Dataset entries on figures
....
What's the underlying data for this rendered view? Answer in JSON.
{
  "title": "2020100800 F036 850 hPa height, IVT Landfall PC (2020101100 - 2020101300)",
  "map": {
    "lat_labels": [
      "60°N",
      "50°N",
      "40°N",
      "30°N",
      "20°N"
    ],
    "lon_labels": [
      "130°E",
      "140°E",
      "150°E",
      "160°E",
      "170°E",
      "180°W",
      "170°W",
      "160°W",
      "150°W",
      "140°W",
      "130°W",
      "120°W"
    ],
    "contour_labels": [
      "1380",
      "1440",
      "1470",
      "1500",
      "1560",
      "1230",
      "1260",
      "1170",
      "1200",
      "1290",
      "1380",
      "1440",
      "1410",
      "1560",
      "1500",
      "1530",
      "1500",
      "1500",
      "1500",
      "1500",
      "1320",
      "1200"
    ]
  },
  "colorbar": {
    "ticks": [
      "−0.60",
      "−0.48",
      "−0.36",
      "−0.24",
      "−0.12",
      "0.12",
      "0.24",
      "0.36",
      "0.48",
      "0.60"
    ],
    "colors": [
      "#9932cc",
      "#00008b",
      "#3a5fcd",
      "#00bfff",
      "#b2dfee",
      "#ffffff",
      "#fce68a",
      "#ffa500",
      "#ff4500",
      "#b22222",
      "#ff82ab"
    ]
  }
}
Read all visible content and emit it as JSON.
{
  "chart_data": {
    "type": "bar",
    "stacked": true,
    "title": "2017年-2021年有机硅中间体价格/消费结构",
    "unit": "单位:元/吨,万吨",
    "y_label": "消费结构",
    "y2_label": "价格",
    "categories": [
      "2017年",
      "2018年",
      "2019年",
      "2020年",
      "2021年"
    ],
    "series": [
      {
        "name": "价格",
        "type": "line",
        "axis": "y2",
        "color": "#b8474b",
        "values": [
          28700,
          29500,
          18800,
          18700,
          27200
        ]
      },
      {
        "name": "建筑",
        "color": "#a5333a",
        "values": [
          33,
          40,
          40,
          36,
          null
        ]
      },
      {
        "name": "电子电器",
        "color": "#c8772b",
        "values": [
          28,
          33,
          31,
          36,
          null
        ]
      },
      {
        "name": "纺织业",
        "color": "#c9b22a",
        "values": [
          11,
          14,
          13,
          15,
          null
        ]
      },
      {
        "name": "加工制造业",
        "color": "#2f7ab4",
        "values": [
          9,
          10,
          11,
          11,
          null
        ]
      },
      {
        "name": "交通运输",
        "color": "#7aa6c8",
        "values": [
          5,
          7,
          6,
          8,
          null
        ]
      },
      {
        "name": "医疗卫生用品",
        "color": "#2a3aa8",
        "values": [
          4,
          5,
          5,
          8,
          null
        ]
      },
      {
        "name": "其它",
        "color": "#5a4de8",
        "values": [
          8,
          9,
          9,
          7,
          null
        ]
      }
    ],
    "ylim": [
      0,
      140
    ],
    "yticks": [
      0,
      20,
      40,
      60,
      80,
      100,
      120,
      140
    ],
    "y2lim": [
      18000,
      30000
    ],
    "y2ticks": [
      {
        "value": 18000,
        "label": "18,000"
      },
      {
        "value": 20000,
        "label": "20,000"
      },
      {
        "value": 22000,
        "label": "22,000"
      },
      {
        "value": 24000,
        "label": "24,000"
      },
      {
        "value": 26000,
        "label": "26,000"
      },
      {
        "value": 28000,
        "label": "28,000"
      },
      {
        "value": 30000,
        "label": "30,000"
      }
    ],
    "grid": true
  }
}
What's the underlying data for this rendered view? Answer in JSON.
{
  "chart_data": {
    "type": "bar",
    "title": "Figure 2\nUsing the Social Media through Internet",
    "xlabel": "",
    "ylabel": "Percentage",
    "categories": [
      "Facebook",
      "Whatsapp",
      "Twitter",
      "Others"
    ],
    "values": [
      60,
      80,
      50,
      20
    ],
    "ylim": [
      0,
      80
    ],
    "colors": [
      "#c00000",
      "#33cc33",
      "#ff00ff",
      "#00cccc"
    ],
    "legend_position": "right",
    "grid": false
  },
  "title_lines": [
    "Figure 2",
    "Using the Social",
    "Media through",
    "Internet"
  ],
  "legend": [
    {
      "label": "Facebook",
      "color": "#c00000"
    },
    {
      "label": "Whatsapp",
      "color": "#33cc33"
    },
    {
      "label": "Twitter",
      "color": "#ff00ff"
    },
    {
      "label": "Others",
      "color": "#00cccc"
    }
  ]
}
....
The problem:
Copy every line in the listing above where the string "消费结构" turns up.

Result:
    "title": "2017年-2021年有机硅中间体价格/消费结构",
    "y_label": "消费结构",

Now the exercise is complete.